> What you will do:
Find the string "right" in the records. Copy every line it appears in.
* BEGIN Supplied material *
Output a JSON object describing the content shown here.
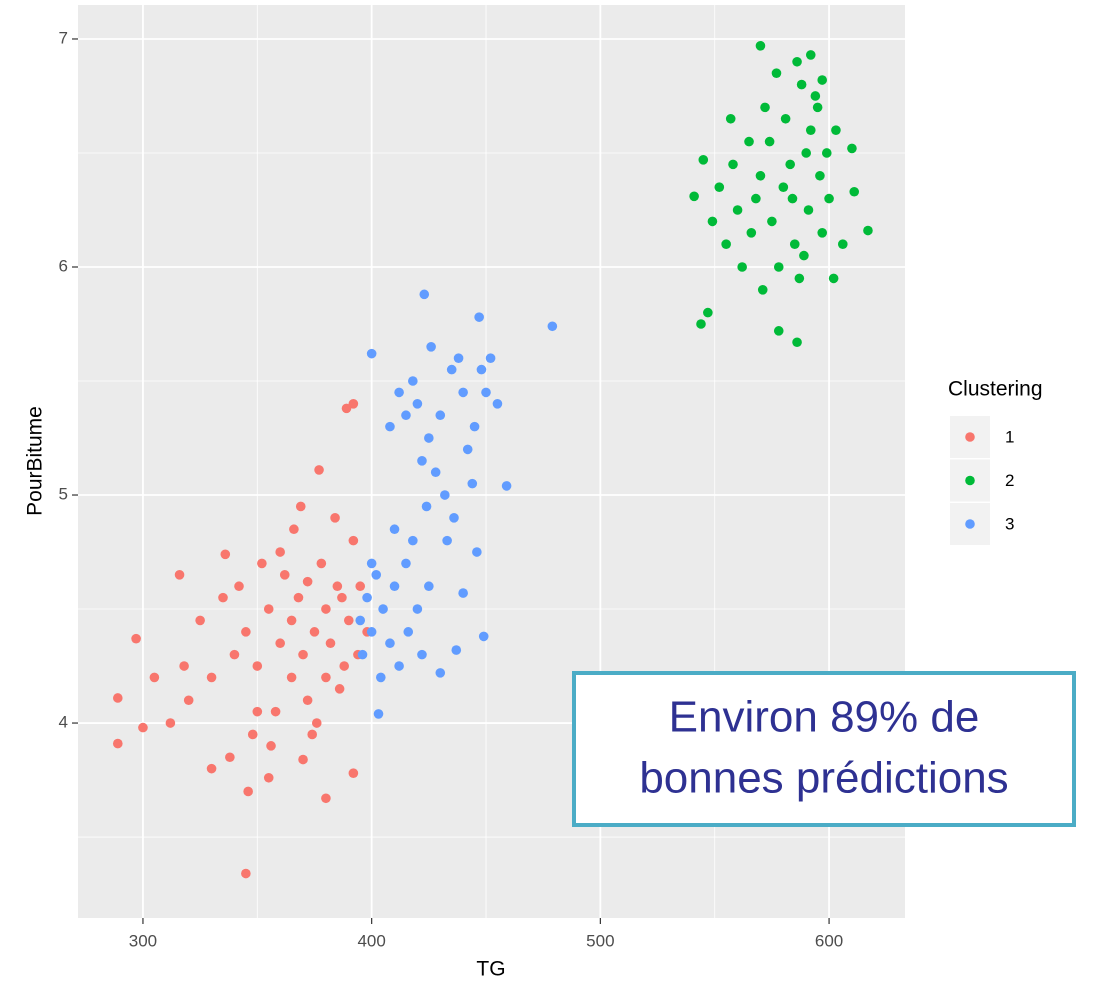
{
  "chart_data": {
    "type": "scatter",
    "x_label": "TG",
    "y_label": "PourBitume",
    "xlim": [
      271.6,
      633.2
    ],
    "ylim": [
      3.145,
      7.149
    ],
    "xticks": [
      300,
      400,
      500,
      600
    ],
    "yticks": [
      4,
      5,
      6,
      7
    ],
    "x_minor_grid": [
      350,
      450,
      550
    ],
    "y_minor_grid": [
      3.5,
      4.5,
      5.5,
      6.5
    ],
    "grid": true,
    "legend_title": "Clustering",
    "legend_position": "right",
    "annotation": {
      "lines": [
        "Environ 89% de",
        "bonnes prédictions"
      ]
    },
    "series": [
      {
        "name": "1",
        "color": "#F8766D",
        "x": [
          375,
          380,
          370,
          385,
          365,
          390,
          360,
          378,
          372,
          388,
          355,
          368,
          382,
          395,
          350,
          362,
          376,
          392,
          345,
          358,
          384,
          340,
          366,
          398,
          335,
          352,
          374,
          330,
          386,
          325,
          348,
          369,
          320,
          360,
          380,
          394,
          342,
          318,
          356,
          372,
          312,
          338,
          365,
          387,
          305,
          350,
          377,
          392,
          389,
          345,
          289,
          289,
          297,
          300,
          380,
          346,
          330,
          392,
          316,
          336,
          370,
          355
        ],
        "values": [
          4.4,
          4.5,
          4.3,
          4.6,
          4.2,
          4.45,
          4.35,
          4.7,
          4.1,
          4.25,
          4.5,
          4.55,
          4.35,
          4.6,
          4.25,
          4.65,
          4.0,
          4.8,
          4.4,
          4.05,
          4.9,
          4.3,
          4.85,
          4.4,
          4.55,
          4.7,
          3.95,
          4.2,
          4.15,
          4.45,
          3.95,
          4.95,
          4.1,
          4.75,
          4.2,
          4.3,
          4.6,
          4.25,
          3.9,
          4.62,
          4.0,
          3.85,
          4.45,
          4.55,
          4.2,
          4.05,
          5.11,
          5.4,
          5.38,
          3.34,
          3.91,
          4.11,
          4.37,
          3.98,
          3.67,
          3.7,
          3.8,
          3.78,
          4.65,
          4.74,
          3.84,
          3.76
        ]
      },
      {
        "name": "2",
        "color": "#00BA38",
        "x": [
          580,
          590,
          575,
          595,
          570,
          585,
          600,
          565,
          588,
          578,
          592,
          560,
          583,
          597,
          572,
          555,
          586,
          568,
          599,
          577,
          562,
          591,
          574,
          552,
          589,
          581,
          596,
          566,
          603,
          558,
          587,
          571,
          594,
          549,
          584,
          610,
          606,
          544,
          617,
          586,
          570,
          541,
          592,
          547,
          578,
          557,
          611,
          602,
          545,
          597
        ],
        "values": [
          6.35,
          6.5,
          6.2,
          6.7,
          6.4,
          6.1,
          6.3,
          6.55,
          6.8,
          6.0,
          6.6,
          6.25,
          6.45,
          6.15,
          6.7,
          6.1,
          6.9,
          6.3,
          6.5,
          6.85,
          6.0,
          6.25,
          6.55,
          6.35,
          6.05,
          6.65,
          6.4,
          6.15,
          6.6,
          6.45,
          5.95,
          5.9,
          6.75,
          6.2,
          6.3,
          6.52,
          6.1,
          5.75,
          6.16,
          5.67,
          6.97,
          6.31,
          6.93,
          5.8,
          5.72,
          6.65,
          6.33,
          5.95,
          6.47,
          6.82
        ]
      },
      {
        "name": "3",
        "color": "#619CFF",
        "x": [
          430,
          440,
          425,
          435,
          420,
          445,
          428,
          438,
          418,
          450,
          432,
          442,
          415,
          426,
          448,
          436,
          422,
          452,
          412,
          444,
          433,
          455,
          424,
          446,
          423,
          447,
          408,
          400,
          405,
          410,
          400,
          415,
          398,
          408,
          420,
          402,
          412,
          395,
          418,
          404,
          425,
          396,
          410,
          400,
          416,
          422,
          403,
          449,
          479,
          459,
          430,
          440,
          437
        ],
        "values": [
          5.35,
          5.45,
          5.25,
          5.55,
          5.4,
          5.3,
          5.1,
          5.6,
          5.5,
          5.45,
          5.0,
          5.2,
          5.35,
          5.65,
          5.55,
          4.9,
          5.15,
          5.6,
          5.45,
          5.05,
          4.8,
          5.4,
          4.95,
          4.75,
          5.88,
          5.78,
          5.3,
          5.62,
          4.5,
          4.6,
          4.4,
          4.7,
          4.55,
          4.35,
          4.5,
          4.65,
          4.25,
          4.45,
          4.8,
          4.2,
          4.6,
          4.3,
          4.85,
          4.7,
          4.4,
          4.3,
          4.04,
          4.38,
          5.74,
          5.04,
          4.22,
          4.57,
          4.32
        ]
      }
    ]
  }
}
* END Supplied material *
* BEGIN Supplied material *
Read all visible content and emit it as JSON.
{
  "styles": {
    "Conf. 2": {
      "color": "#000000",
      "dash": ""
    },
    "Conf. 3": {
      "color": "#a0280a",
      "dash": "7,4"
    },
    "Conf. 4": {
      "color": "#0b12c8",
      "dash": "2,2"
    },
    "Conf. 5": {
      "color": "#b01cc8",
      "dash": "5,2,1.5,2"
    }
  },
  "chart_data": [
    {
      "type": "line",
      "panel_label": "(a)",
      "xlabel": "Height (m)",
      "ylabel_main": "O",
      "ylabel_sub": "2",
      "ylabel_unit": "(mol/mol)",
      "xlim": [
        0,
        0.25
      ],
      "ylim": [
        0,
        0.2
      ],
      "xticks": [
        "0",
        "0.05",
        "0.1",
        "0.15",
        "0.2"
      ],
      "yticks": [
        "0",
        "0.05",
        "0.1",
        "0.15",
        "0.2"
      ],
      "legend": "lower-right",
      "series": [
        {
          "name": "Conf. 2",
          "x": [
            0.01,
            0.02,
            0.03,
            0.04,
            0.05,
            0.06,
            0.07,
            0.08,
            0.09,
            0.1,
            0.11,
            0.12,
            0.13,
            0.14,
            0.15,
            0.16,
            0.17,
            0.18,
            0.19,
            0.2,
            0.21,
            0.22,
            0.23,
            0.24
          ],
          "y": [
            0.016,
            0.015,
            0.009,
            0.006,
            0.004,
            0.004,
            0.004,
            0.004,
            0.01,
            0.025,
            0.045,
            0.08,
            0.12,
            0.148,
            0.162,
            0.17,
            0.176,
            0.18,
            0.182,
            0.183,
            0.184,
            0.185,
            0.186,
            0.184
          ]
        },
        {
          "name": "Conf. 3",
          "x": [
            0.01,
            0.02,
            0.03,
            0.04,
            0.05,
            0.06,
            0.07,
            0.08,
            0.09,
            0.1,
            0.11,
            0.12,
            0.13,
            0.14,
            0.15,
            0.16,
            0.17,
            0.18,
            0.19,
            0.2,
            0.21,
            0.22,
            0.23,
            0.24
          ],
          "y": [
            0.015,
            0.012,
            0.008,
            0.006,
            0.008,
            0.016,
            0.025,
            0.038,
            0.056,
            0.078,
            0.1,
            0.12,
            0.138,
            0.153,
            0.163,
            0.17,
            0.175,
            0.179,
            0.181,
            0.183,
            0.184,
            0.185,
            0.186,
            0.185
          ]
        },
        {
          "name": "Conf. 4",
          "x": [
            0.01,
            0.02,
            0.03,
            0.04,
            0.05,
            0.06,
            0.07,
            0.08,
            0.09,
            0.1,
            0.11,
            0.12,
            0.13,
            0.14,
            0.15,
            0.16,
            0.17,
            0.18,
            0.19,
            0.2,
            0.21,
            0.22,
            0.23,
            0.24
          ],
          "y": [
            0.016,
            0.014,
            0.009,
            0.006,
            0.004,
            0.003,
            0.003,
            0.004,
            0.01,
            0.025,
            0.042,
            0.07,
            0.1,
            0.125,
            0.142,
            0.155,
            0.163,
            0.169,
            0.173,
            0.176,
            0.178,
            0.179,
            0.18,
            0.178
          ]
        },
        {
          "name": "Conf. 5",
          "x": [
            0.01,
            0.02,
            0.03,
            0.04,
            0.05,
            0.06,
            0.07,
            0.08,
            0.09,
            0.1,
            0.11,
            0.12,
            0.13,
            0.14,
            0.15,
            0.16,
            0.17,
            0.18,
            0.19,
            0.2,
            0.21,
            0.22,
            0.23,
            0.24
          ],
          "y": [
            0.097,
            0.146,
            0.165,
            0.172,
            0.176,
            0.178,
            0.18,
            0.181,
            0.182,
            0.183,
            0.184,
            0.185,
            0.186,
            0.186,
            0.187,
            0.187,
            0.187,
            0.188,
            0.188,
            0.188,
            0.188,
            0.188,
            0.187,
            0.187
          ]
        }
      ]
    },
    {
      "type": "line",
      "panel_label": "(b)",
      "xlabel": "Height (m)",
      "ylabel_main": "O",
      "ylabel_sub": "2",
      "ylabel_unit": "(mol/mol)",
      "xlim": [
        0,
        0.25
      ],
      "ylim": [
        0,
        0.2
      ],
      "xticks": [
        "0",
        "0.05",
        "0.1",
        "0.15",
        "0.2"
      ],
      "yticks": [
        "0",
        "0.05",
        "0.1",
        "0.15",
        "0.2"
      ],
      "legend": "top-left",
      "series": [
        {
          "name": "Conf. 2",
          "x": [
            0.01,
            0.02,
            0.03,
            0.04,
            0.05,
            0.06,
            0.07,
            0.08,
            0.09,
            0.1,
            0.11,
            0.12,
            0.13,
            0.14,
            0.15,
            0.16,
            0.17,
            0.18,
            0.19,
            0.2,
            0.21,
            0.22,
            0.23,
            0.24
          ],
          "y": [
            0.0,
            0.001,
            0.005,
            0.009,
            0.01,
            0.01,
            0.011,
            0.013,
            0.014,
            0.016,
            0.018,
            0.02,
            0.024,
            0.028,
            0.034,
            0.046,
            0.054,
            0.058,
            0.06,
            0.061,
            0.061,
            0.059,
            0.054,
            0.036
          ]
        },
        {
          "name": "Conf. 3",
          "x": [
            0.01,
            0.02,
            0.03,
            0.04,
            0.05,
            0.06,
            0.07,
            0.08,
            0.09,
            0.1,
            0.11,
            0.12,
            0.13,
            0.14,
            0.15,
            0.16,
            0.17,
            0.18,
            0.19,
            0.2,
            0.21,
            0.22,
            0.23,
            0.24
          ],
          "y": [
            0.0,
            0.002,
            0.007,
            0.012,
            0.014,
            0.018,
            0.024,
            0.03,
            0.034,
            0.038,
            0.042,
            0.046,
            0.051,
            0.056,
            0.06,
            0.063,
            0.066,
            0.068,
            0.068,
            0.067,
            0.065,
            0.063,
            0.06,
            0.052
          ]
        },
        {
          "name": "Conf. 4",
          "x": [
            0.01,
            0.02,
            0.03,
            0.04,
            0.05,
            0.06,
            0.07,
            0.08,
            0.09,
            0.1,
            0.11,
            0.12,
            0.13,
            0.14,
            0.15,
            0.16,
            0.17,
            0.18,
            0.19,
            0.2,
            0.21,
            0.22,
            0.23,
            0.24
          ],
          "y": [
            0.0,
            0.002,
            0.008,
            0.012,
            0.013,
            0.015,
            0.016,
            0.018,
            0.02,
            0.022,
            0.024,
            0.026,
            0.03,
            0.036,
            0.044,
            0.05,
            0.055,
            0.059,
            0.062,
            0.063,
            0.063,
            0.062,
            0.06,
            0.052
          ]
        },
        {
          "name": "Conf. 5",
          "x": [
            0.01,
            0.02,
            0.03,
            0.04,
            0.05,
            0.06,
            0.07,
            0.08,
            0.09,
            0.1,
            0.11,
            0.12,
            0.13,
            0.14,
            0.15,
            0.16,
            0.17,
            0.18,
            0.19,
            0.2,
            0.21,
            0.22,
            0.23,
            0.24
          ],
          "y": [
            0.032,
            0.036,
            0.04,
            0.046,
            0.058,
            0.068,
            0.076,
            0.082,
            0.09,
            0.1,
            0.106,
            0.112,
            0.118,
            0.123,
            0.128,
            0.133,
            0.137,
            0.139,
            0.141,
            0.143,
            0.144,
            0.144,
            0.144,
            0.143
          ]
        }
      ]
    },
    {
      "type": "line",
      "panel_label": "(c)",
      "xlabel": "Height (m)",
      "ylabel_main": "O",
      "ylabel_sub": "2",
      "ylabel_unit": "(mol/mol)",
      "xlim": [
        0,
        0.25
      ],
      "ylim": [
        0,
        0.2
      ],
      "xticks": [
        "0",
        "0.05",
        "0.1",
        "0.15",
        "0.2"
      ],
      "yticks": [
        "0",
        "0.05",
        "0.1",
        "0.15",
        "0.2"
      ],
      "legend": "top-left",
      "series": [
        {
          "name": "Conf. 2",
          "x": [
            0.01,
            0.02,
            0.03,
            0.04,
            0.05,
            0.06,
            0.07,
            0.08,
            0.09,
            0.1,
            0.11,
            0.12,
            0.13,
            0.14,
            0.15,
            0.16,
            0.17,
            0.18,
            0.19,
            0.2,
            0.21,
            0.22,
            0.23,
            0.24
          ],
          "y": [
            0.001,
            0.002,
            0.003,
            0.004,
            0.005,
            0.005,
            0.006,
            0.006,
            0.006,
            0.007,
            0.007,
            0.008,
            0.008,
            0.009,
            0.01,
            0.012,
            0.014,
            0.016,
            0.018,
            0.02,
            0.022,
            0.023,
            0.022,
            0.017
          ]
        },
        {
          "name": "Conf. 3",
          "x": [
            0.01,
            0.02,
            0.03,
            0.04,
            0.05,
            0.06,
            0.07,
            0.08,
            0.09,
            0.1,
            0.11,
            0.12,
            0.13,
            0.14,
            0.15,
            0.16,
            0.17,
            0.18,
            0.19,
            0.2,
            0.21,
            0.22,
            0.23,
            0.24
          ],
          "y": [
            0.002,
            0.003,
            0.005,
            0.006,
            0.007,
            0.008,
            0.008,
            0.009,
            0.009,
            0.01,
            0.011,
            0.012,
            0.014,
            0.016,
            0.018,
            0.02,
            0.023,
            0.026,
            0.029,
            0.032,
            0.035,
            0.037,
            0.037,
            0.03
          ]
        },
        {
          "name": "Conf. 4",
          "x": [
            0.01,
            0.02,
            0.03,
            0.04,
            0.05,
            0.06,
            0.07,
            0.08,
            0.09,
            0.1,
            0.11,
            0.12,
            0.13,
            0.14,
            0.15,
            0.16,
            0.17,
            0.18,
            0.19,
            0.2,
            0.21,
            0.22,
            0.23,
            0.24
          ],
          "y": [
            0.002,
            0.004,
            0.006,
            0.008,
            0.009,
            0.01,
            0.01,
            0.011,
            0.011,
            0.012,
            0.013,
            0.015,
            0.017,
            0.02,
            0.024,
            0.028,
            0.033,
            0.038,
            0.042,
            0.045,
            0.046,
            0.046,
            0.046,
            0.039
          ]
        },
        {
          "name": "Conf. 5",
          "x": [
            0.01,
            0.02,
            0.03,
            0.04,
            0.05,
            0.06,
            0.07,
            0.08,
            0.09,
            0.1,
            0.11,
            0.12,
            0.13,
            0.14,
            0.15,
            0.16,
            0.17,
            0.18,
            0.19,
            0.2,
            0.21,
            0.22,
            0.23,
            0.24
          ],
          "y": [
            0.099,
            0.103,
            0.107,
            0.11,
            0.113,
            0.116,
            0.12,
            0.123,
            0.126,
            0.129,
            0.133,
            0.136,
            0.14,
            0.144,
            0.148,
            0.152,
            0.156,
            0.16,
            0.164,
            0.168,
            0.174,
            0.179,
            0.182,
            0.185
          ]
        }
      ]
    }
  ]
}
* END Supplied material *
* BEGIN Supplied material *
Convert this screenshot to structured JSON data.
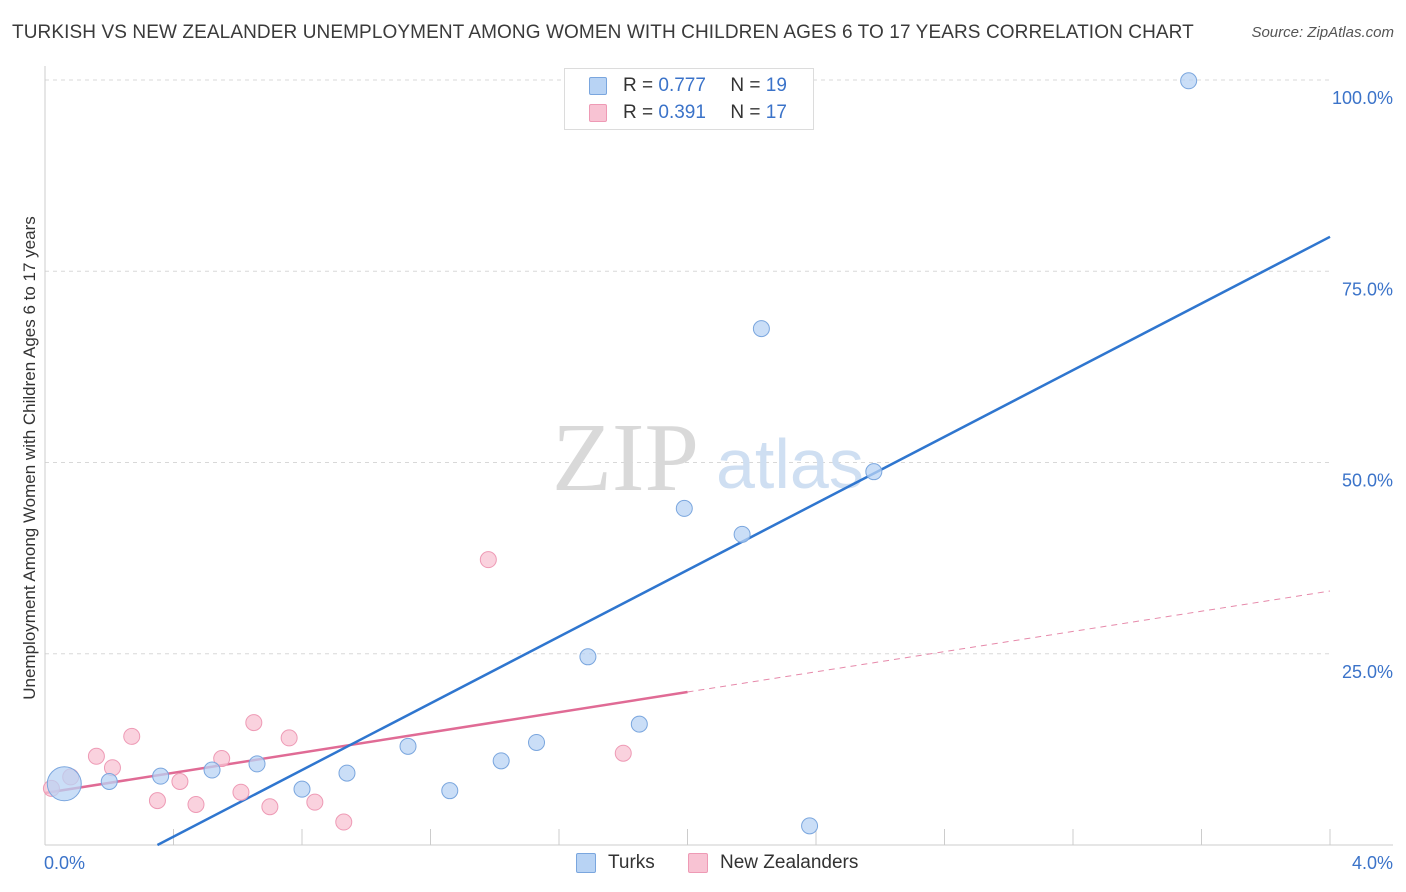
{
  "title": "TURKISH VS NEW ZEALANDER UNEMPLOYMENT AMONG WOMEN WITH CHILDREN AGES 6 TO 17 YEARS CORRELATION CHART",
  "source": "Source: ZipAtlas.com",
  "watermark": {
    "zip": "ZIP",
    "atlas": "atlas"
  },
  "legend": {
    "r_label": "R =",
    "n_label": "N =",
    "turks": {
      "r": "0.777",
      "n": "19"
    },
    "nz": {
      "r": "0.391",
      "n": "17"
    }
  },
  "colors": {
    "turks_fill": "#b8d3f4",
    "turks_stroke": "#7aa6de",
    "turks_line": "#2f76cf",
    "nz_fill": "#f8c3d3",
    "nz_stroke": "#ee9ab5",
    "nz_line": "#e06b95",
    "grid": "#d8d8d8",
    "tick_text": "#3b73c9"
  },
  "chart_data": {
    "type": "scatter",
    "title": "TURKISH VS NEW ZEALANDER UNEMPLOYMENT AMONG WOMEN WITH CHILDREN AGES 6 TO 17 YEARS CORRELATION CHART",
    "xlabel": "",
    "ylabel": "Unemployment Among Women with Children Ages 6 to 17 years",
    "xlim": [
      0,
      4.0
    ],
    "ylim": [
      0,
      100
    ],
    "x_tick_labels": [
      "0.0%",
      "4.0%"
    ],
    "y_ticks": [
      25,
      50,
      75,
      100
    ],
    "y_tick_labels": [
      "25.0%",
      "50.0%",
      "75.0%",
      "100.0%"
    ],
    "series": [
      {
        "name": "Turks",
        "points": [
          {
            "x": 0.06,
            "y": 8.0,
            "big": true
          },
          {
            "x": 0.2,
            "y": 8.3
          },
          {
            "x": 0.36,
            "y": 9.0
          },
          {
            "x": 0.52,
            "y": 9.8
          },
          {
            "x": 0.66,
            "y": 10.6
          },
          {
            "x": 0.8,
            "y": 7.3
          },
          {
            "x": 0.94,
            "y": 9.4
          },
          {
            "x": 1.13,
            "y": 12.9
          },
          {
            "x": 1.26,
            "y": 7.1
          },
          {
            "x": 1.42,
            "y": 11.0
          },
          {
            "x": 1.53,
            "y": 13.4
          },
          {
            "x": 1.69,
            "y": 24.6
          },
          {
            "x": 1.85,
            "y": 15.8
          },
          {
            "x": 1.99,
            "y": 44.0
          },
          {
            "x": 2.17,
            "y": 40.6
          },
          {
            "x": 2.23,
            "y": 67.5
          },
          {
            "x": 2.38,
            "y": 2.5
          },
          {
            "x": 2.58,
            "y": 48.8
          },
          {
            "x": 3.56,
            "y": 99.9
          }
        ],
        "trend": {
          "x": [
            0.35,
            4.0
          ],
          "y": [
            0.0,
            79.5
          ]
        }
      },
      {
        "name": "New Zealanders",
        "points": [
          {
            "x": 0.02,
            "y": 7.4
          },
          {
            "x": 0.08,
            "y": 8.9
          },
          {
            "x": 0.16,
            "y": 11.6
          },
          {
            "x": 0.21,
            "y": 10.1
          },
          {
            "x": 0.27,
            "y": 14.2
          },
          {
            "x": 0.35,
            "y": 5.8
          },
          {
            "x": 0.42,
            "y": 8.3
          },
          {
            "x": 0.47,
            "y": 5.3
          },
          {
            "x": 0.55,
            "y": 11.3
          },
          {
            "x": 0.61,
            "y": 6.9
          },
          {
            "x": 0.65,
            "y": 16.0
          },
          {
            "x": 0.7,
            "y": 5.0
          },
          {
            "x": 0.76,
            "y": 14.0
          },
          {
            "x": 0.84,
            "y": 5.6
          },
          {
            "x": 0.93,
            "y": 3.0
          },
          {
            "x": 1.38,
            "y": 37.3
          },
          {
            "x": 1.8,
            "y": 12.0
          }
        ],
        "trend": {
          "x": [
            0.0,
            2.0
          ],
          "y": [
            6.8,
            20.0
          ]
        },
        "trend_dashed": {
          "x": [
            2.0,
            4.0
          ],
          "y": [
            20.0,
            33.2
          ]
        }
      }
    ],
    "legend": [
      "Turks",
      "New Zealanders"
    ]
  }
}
* END Supplied material *
> Written solution:
    "legend_position": "right",
      "legend": "lower-right",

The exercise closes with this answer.